# Aim of the exercise
Output all the data exactly. Pictures do not belong in the copy.

··· Recorded information ···

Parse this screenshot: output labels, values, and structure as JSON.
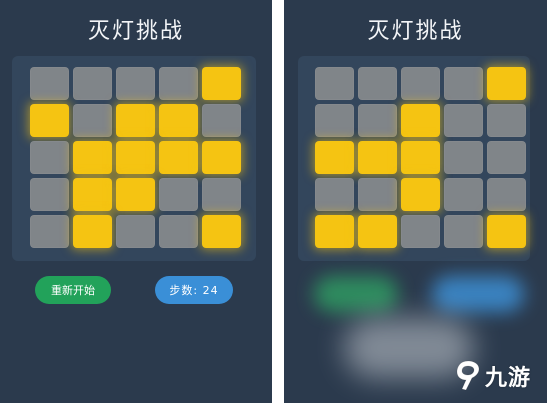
{
  "colors": {
    "background": "#2b3a4d",
    "board": "#33465c",
    "cell_off": "#808589",
    "cell_on": "#f5c412",
    "restart_button": "#22a25a",
    "steps_button": "#3a8fd7"
  },
  "left_screen": {
    "title": "灭灯挑战",
    "grid": [
      [
        0,
        0,
        0,
        0,
        1
      ],
      [
        1,
        0,
        1,
        1,
        0
      ],
      [
        0,
        1,
        1,
        1,
        1
      ],
      [
        0,
        1,
        1,
        0,
        0
      ],
      [
        0,
        1,
        0,
        0,
        1
      ]
    ],
    "restart_label": "重新开始",
    "steps_label": "步数: 24"
  },
  "right_screen": {
    "title": "灭灯挑战",
    "grid": [
      [
        0,
        0,
        0,
        0,
        1
      ],
      [
        0,
        0,
        1,
        0,
        0
      ],
      [
        1,
        1,
        1,
        0,
        0
      ],
      [
        0,
        0,
        1,
        0,
        0
      ],
      [
        1,
        1,
        0,
        0,
        1
      ]
    ]
  },
  "watermark": {
    "text": "九游",
    "icon": "jiuyou-logo-icon"
  }
}
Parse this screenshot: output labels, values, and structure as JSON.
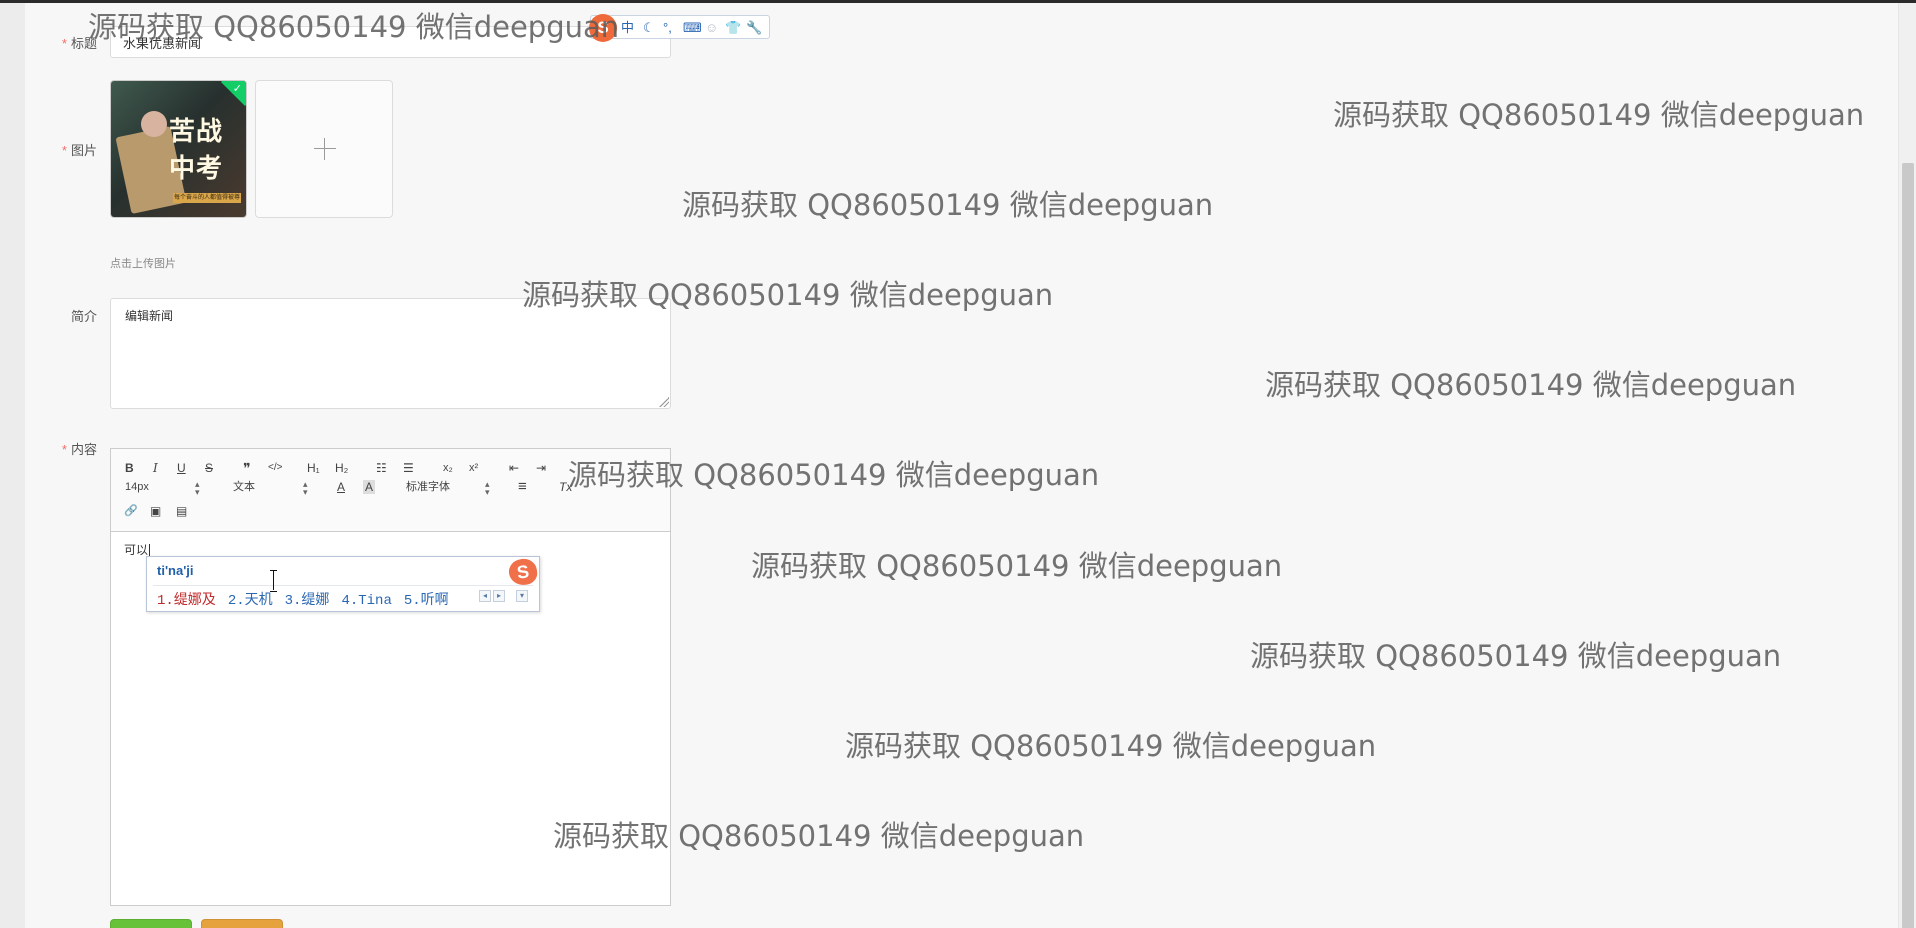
{
  "form": {
    "title_label": "标题",
    "title_value": "水果优惠新闻",
    "image_label": "图片",
    "image_hint": "点击上传图片",
    "image_thumb_title": "苦战中考",
    "image_thumb_sub": "每个奋斗的人都值得被尊重",
    "summary_label": "简介",
    "summary_value": "编辑新闻",
    "content_label": "内容",
    "required_mark": "*"
  },
  "editor": {
    "toolbar": {
      "bold": "B",
      "italic": "I",
      "underline": "U",
      "strike": "S",
      "blockquote": "❞",
      "code": "</>",
      "h1": "H₁",
      "h2": "H₂",
      "ordered_list": "☷",
      "bullet_list": "☰",
      "subscript": "x₂",
      "superscript": "x²",
      "outdent": "⇤",
      "indent": "⇥",
      "size_value": "14px",
      "header_value": "文本",
      "font_value": "标准字体",
      "font_color": "A",
      "background_color": "A",
      "align": "≡",
      "clean": "Tx",
      "link": "🔗",
      "image": "▣",
      "video": "▤"
    },
    "body_text": "可以"
  },
  "ime": {
    "input": "ti'na'ji",
    "candidates": [
      "1.缇娜及",
      "2.天机",
      "3.缇娜",
      "4.Tina",
      "5.听啊"
    ],
    "logo": "S",
    "status_items": [
      "中",
      "☾",
      "°,",
      "⌨",
      "☺",
      "👕",
      "🔧"
    ]
  },
  "watermark_text": "源码获取 QQ86050149 微信deepguan",
  "colors": {
    "required": "#f56c6c",
    "success": "#13ce66",
    "ime_blue": "#2a67b1",
    "ime_red": "#c02a2a",
    "button_green": "#67c23a",
    "button_orange": "#e6a23c"
  }
}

···

# Solution
Parse this screenshot: output labels, values, and structure as JSON.
{
  "colors": {
    "background": "#2b3a4d",
    "board": "#33465c",
    "cell_off": "#808589",
    "cell_on": "#f5c412",
    "restart_button": "#22a25a",
    "steps_button": "#3a8fd7"
  },
  "left_screen": {
    "title": "灭灯挑战",
    "grid": [
      [
        0,
        0,
        0,
        0,
        1
      ],
      [
        1,
        0,
        1,
        1,
        0
      ],
      [
        0,
        1,
        1,
        1,
        1
      ],
      [
        0,
        1,
        1,
        0,
        0
      ],
      [
        0,
        1,
        0,
        0,
        1
      ]
    ],
    "restart_label": "重新开始",
    "steps_label": "步数: 24"
  },
  "right_screen": {
    "title": "灭灯挑战",
    "grid": [
      [
        0,
        0,
        0,
        0,
        1
      ],
      [
        0,
        0,
        1,
        0,
        0
      ],
      [
        1,
        1,
        1,
        0,
        0
      ],
      [
        0,
        0,
        1,
        0,
        0
      ],
      [
        1,
        1,
        0,
        0,
        1
      ]
    ]
  },
  "watermark": {
    "text": "九游",
    "icon": "jiuyou-logo-icon"
  }
}
Parse this screenshot: output labels, values, and structure as JSON.
{
  "form": {
    "title_label": "标题",
    "title_value": "水果优惠新闻",
    "image_label": "图片",
    "image_hint": "点击上传图片",
    "image_thumb_title": "苦战中考",
    "image_thumb_sub": "每个奋斗的人都值得被尊重",
    "summary_label": "简介",
    "summary_value": "编辑新闻",
    "content_label": "内容",
    "required_mark": "*"
  },
  "editor": {
    "toolbar": {
      "bold": "B",
      "italic": "I",
      "underline": "U",
      "strike": "S",
      "blockquote": "❞",
      "code": "</>",
      "h1": "H₁",
      "h2": "H₂",
      "ordered_list": "☷",
      "bullet_list": "☰",
      "subscript": "x₂",
      "superscript": "x²",
      "outdent": "⇤",
      "indent": "⇥",
      "size_value": "14px",
      "header_value": "文本",
      "font_value": "标准字体",
      "font_color": "A",
      "background_color": "A",
      "align": "≡",
      "clean": "Tx",
      "link": "🔗",
      "image": "▣",
      "video": "▤"
    },
    "body_text": "可以"
  },
  "ime": {
    "input": "ti'na'ji",
    "candidates": [
      "1.缇娜及",
      "2.天机",
      "3.缇娜",
      "4.Tina",
      "5.听啊"
    ],
    "logo": "S",
    "status_items": [
      "中",
      "☾",
      "°,",
      "⌨",
      "☺",
      "👕",
      "🔧"
    ]
  },
  "watermark_text": "源码获取 QQ86050149 微信deepguan",
  "colors": {
    "required": "#f56c6c",
    "success": "#13ce66",
    "ime_blue": "#2a67b1",
    "ime_red": "#c02a2a",
    "button_green": "#67c23a",
    "button_orange": "#e6a23c"
  }
}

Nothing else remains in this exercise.